• WHAT YOU HAVE TO DO:
Pictures aside, quote the whole listing exactly.

= = = = = = =

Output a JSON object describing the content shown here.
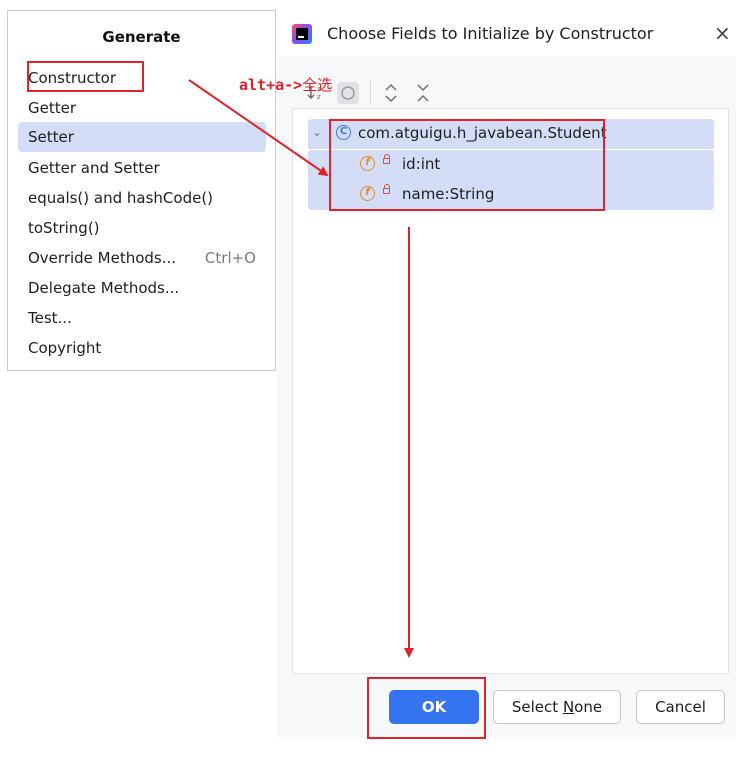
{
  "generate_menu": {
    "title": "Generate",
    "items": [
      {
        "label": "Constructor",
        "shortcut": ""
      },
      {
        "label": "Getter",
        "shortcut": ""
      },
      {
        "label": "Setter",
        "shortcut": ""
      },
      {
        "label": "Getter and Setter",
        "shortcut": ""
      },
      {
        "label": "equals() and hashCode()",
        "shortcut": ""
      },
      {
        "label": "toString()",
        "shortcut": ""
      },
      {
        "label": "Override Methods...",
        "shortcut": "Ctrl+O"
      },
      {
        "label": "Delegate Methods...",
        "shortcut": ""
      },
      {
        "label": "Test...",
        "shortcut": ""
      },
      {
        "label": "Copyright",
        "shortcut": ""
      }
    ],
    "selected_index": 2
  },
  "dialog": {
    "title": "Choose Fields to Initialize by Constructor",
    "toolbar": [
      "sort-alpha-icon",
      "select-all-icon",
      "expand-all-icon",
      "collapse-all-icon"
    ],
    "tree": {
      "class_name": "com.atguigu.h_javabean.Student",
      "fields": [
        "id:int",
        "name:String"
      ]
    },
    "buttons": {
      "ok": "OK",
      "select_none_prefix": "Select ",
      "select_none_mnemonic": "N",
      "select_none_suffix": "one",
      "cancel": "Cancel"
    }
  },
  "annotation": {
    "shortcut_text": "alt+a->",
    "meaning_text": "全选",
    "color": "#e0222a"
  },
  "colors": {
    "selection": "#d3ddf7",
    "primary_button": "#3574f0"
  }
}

= = = = = = =

• RIGHT ANSWER:
Output a JSON object describing the content shown here.
{
  "generate_menu": {
    "title": "Generate",
    "items": [
      {
        "label": "Constructor",
        "shortcut": ""
      },
      {
        "label": "Getter",
        "shortcut": ""
      },
      {
        "label": "Setter",
        "shortcut": ""
      },
      {
        "label": "Getter and Setter",
        "shortcut": ""
      },
      {
        "label": "equals() and hashCode()",
        "shortcut": ""
      },
      {
        "label": "toString()",
        "shortcut": ""
      },
      {
        "label": "Override Methods...",
        "shortcut": "Ctrl+O"
      },
      {
        "label": "Delegate Methods...",
        "shortcut": ""
      },
      {
        "label": "Test...",
        "shortcut": ""
      },
      {
        "label": "Copyright",
        "shortcut": ""
      }
    ],
    "selected_index": 2
  },
  "dialog": {
    "title": "Choose Fields to Initialize by Constructor",
    "toolbar": [
      "sort-alpha-icon",
      "select-all-icon",
      "expand-all-icon",
      "collapse-all-icon"
    ],
    "tree": {
      "class_name": "com.atguigu.h_javabean.Student",
      "fields": [
        "id:int",
        "name:String"
      ]
    },
    "buttons": {
      "ok": "OK",
      "select_none_prefix": "Select ",
      "select_none_mnemonic": "N",
      "select_none_suffix": "one",
      "cancel": "Cancel"
    }
  },
  "annotation": {
    "shortcut_text": "alt+a->",
    "meaning_text": "全选",
    "color": "#e0222a"
  },
  "colors": {
    "selection": "#d3ddf7",
    "primary_button": "#3574f0"
  }
}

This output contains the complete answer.